TASK TO CARRY OUT: Say only how many lines contain the word "continuum".

Dataset listings of figures:
(begin)
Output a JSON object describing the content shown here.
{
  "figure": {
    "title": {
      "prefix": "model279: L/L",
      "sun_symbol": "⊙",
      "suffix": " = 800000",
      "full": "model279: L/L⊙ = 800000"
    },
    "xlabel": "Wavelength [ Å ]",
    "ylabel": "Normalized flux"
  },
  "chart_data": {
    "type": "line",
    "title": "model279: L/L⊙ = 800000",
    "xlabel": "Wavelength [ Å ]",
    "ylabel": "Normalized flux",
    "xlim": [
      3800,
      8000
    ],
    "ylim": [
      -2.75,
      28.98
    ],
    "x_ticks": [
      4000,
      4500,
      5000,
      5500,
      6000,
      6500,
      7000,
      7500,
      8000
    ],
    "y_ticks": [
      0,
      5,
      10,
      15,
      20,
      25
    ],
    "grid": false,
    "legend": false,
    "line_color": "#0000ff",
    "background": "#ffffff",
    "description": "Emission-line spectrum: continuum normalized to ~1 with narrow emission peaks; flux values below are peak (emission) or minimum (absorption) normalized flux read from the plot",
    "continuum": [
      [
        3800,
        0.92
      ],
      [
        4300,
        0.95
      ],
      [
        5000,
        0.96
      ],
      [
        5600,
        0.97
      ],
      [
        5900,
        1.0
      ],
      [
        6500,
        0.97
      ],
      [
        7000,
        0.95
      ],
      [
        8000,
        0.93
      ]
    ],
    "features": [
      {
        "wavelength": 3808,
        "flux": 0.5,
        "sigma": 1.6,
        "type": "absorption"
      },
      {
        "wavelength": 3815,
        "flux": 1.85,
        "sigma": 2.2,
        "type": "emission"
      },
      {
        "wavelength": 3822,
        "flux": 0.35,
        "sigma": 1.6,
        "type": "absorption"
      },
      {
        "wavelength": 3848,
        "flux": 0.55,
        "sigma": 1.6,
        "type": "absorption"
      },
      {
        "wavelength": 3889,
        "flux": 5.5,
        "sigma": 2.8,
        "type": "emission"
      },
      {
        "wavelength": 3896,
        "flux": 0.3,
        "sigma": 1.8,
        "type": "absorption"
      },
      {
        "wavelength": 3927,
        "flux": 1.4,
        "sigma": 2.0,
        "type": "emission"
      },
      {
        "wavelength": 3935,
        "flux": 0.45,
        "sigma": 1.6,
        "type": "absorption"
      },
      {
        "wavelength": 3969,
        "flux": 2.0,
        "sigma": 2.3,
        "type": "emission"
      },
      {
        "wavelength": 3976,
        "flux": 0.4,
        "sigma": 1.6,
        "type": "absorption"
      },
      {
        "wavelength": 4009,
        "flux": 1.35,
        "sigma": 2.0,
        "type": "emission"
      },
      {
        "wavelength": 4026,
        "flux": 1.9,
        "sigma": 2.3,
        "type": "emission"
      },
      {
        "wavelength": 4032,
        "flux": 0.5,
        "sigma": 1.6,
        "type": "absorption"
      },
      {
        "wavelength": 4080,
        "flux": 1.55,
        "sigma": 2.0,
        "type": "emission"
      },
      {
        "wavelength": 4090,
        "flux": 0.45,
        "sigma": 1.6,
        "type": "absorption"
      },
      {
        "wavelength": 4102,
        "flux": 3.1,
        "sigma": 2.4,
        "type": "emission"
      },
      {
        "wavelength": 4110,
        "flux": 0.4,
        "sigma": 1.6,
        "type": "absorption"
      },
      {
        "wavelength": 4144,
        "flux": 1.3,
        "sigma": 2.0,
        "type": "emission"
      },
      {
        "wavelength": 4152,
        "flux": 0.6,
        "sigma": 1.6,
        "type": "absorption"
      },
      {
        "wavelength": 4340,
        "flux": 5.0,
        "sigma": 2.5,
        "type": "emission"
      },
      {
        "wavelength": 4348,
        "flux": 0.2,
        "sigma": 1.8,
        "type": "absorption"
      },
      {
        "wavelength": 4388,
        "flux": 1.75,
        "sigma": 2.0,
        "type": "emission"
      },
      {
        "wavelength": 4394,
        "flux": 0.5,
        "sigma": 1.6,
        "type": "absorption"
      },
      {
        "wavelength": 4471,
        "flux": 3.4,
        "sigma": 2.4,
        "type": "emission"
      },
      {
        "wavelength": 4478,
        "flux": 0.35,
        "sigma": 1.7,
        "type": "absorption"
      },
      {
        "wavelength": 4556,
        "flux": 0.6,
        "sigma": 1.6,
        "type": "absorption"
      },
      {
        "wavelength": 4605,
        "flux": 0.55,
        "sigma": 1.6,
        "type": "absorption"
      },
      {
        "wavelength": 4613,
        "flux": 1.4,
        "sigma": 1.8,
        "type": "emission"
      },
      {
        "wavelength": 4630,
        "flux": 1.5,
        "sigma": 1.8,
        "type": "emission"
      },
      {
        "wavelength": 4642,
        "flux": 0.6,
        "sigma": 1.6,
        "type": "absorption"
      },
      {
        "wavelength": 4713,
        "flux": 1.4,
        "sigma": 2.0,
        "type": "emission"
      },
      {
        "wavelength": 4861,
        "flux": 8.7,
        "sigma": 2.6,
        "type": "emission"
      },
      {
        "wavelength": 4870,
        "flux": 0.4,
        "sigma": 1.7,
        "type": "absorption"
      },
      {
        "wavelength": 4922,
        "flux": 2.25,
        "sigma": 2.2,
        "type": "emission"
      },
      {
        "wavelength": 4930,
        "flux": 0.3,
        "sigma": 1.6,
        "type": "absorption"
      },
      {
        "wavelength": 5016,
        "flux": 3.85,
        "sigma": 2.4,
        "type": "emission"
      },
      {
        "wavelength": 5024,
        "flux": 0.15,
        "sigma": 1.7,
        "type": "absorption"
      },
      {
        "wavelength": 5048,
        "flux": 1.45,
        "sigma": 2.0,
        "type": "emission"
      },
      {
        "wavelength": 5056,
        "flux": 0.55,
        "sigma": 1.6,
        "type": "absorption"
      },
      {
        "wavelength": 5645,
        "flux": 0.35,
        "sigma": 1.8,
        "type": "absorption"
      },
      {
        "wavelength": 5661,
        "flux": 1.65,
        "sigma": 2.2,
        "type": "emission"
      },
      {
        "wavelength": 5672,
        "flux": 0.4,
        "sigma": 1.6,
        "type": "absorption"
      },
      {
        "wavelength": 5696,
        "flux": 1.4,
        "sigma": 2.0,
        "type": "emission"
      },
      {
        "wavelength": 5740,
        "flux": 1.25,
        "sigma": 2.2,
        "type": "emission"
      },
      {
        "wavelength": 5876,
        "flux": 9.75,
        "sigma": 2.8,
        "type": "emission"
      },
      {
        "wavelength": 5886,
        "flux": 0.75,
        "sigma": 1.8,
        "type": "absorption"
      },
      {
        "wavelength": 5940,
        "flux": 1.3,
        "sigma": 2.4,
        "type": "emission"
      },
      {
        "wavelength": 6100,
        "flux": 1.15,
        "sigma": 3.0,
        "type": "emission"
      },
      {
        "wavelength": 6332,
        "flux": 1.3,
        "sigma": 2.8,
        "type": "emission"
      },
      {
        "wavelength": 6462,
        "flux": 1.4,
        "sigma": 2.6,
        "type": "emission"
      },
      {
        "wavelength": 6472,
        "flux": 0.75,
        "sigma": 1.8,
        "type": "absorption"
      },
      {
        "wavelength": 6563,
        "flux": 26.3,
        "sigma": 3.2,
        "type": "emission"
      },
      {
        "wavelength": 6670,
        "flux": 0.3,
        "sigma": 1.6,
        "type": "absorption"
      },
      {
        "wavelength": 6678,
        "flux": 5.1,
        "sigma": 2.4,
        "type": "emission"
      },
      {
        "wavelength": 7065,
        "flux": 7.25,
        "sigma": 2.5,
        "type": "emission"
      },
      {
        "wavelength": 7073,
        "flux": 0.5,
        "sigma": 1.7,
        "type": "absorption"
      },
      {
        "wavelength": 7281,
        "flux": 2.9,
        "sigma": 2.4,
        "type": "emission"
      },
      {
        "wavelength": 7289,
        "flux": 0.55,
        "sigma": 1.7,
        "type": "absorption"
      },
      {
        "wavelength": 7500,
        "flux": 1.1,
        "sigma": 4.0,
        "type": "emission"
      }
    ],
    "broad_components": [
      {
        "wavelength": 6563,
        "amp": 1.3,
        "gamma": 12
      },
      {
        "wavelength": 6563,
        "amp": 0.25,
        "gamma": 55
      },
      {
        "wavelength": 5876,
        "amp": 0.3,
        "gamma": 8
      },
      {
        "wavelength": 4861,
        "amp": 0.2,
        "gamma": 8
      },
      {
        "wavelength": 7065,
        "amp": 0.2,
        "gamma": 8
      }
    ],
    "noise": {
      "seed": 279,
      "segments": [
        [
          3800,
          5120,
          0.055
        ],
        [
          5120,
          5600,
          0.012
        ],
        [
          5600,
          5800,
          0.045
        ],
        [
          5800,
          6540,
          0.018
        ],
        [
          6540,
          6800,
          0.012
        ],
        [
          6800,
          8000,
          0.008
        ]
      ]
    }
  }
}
(end)
EXERCISE RESPONSE: 2